╭─ PROVIDED DATA
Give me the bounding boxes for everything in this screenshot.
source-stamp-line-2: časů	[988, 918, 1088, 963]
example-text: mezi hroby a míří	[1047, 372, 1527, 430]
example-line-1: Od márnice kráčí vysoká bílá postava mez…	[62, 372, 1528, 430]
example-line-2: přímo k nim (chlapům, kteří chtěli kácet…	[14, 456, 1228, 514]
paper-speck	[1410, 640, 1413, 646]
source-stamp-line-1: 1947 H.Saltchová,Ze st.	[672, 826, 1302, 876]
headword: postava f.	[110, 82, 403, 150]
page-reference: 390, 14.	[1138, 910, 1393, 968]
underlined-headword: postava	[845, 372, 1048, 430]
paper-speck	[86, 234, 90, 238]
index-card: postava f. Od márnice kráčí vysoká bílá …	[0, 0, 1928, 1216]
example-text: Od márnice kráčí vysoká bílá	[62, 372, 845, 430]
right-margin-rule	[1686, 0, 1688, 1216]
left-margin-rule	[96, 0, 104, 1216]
╰─
**REQUIRED WORK:** Extract the lines of the data from the very first line through the line containing "index-card: postava f.", both included, and reproduce each one without any change.

**SOLUTION TO THIS TASK:**
Give me the bounding boxes for everything in this screenshot.
source-stamp-line-2: časů	[988, 918, 1088, 963]
example-text: mezi hroby a míří	[1047, 372, 1527, 430]
example-line-1: Od márnice kráčí vysoká bílá postava mez…	[62, 372, 1528, 430]
example-line-2: přímo k nim (chlapům, kteří chtěli kácet…	[14, 456, 1228, 514]
paper-speck	[1410, 640, 1413, 646]
source-stamp-line-1: 1947 H.Saltchová,Ze st.	[672, 826, 1302, 876]
headword: postava f.	[110, 82, 403, 150]
page-reference: 390, 14.	[1138, 910, 1393, 968]
underlined-headword: postava	[845, 372, 1048, 430]
paper-speck	[86, 234, 90, 238]
index-card: postava f. Od márnice kráčí vysoká bílá …	[0, 0, 1928, 1216]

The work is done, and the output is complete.